## WHAT IS EXPECTED
Copy out all the records, word for word.

[Records excerpted from a collection]
****
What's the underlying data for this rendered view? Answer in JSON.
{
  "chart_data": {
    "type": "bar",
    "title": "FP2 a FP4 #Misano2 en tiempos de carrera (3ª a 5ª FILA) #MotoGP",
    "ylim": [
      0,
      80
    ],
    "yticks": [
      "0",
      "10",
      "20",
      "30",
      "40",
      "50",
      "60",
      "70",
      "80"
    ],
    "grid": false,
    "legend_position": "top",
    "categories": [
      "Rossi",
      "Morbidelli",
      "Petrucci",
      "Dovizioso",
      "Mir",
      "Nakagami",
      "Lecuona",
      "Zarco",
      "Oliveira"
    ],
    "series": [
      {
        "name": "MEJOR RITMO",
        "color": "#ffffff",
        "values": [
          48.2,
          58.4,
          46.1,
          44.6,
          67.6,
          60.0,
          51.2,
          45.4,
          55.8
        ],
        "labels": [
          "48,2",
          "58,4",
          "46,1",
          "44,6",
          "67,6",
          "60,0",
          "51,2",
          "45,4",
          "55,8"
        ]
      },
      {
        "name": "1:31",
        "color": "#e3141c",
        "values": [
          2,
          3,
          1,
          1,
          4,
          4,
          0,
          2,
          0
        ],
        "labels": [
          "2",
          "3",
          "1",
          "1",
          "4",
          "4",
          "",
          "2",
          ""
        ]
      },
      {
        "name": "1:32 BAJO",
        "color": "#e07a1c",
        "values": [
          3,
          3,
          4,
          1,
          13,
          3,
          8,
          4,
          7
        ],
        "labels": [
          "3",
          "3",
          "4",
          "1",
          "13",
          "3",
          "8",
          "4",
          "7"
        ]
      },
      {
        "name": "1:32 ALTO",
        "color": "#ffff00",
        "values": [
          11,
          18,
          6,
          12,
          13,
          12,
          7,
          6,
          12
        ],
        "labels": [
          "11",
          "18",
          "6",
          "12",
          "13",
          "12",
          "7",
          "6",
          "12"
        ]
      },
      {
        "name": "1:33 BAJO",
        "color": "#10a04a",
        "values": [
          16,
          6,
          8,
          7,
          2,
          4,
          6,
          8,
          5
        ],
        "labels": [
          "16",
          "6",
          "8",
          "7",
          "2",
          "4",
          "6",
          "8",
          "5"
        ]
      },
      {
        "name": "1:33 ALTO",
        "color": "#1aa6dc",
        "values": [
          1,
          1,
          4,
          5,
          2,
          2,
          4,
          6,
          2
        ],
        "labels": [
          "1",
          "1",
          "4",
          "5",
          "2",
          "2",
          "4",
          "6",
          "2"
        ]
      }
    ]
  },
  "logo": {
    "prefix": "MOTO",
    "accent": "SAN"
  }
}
****
## ANSWER TO THE PROBLEM
What's the underlying data for this rendered view? Answer in JSON.
{
  "chart_data": {
    "type": "bar",
    "title": "FP2 a FP4 #Misano2 en tiempos de carrera (3ª a 5ª FILA) #MotoGP",
    "ylim": [
      0,
      80
    ],
    "yticks": [
      "0",
      "10",
      "20",
      "30",
      "40",
      "50",
      "60",
      "70",
      "80"
    ],
    "grid": false,
    "legend_position": "top",
    "categories": [
      "Rossi",
      "Morbidelli",
      "Petrucci",
      "Dovizioso",
      "Mir",
      "Nakagami",
      "Lecuona",
      "Zarco",
      "Oliveira"
    ],
    "series": [
      {
        "name": "MEJOR RITMO",
        "color": "#ffffff",
        "values": [
          48.2,
          58.4,
          46.1,
          44.6,
          67.6,
          60.0,
          51.2,
          45.4,
          55.8
        ],
        "labels": [
          "48,2",
          "58,4",
          "46,1",
          "44,6",
          "67,6",
          "60,0",
          "51,2",
          "45,4",
          "55,8"
        ]
      },
      {
        "name": "1:31",
        "color": "#e3141c",
        "values": [
          2,
          3,
          1,
          1,
          4,
          4,
          0,
          2,
          0
        ],
        "labels": [
          "2",
          "3",
          "1",
          "1",
          "4",
          "4",
          "",
          "2",
          ""
        ]
      },
      {
        "name": "1:32 BAJO",
        "color": "#e07a1c",
        "values": [
          3,
          3,
          4,
          1,
          13,
          3,
          8,
          4,
          7
        ],
        "labels": [
          "3",
          "3",
          "4",
          "1",
          "13",
          "3",
          "8",
          "4",
          "7"
        ]
      },
      {
        "name": "1:32 ALTO",
        "color": "#ffff00",
        "values": [
          11,
          18,
          6,
          12,
          13,
          12,
          7,
          6,
          12
        ],
        "labels": [
          "11",
          "18",
          "6",
          "12",
          "13",
          "12",
          "7",
          "6",
          "12"
        ]
      },
      {
        "name": "1:33 BAJO",
        "color": "#10a04a",
        "values": [
          16,
          6,
          8,
          7,
          2,
          4,
          6,
          8,
          5
        ],
        "labels": [
          "16",
          "6",
          "8",
          "7",
          "2",
          "4",
          "6",
          "8",
          "5"
        ]
      },
      {
        "name": "1:33 ALTO",
        "color": "#1aa6dc",
        "values": [
          1,
          1,
          4,
          5,
          2,
          2,
          4,
          6,
          2
        ],
        "labels": [
          "1",
          "1",
          "4",
          "5",
          "2",
          "2",
          "4",
          "6",
          "2"
        ]
      }
    ]
  },
  "logo": {
    "prefix": "MOTO",
    "accent": "SAN"
  }
}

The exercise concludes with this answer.